--- Directions for this task ---
Reproduce the data exactly.

--- Data shown ---
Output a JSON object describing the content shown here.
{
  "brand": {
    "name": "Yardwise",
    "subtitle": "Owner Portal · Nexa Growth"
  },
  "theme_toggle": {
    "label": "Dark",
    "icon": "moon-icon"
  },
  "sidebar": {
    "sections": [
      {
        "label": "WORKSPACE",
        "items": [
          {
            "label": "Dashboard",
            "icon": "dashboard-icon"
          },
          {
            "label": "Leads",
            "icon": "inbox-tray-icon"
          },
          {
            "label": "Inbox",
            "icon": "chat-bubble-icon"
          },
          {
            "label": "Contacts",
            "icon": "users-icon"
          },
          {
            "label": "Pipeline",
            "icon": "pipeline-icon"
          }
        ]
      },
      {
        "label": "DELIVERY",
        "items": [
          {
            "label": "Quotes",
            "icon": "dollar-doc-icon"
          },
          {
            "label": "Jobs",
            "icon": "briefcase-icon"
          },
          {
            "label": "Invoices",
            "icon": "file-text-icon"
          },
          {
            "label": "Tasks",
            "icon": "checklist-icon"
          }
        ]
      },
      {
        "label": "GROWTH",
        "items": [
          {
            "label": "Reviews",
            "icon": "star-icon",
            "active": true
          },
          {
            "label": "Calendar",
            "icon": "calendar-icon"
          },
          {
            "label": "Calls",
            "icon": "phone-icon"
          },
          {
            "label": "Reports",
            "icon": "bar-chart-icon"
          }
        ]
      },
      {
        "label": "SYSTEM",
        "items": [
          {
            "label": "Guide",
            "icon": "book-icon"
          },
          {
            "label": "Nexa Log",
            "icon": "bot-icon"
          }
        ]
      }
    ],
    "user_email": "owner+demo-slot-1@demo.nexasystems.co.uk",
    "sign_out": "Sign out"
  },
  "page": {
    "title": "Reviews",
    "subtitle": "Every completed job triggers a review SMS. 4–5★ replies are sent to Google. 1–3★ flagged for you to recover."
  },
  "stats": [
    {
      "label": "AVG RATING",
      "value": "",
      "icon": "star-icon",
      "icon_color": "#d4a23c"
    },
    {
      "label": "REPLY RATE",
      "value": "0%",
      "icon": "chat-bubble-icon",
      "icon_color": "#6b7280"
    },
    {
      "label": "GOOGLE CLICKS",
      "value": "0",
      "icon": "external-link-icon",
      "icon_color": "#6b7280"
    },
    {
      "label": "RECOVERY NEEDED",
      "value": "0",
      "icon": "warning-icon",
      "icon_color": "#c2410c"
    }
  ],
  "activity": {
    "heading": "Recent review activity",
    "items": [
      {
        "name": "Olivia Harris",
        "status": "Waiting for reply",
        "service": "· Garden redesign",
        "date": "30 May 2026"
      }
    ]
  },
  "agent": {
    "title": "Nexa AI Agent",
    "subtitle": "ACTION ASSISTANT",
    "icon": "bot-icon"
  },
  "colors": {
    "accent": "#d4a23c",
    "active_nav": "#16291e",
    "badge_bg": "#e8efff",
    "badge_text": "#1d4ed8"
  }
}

--- Finished task ---
Output a JSON object describing the content shown here.
{
  "brand": {
    "name": "Yardwise",
    "subtitle": "Owner Portal · Nexa Growth"
  },
  "theme_toggle": {
    "label": "Dark",
    "icon": "moon-icon"
  },
  "sidebar": {
    "sections": [
      {
        "label": "WORKSPACE",
        "items": [
          {
            "label": "Dashboard",
            "icon": "dashboard-icon"
          },
          {
            "label": "Leads",
            "icon": "inbox-tray-icon"
          },
          {
            "label": "Inbox",
            "icon": "chat-bubble-icon"
          },
          {
            "label": "Contacts",
            "icon": "users-icon"
          },
          {
            "label": "Pipeline",
            "icon": "pipeline-icon"
          }
        ]
      },
      {
        "label": "DELIVERY",
        "items": [
          {
            "label": "Quotes",
            "icon": "dollar-doc-icon"
          },
          {
            "label": "Jobs",
            "icon": "briefcase-icon"
          },
          {
            "label": "Invoices",
            "icon": "file-text-icon"
          },
          {
            "label": "Tasks",
            "icon": "checklist-icon"
          }
        ]
      },
      {
        "label": "GROWTH",
        "items": [
          {
            "label": "Reviews",
            "icon": "star-icon",
            "active": true
          },
          {
            "label": "Calendar",
            "icon": "calendar-icon"
          },
          {
            "label": "Calls",
            "icon": "phone-icon"
          },
          {
            "label": "Reports",
            "icon": "bar-chart-icon"
          }
        ]
      },
      {
        "label": "SYSTEM",
        "items": [
          {
            "label": "Guide",
            "icon": "book-icon"
          },
          {
            "label": "Nexa Log",
            "icon": "bot-icon"
          }
        ]
      }
    ],
    "user_email": "owner+demo-slot-1@demo.nexasystems.co.uk",
    "sign_out": "Sign out"
  },
  "page": {
    "title": "Reviews",
    "subtitle": "Every completed job triggers a review SMS. 4–5★ replies are sent to Google. 1–3★ flagged for you to recover."
  },
  "stats": [
    {
      "label": "AVG RATING",
      "value": "",
      "icon": "star-icon",
      "icon_color": "#d4a23c"
    },
    {
      "label": "REPLY RATE",
      "value": "0%",
      "icon": "chat-bubble-icon",
      "icon_color": "#6b7280"
    },
    {
      "label": "GOOGLE CLICKS",
      "value": "0",
      "icon": "external-link-icon",
      "icon_color": "#6b7280"
    },
    {
      "label": "RECOVERY NEEDED",
      "value": "0",
      "icon": "warning-icon",
      "icon_color": "#c2410c"
    }
  ],
  "activity": {
    "heading": "Recent review activity",
    "items": [
      {
        "name": "Olivia Harris",
        "status": "Waiting for reply",
        "service": "· Garden redesign",
        "date": "30 May 2026"
      }
    ]
  },
  "agent": {
    "title": "Nexa AI Agent",
    "subtitle": "ACTION ASSISTANT",
    "icon": "bot-icon"
  },
  "colors": {
    "accent": "#d4a23c",
    "active_nav": "#16291e",
    "badge_bg": "#e8efff",
    "badge_text": "#1d4ed8"
  }
}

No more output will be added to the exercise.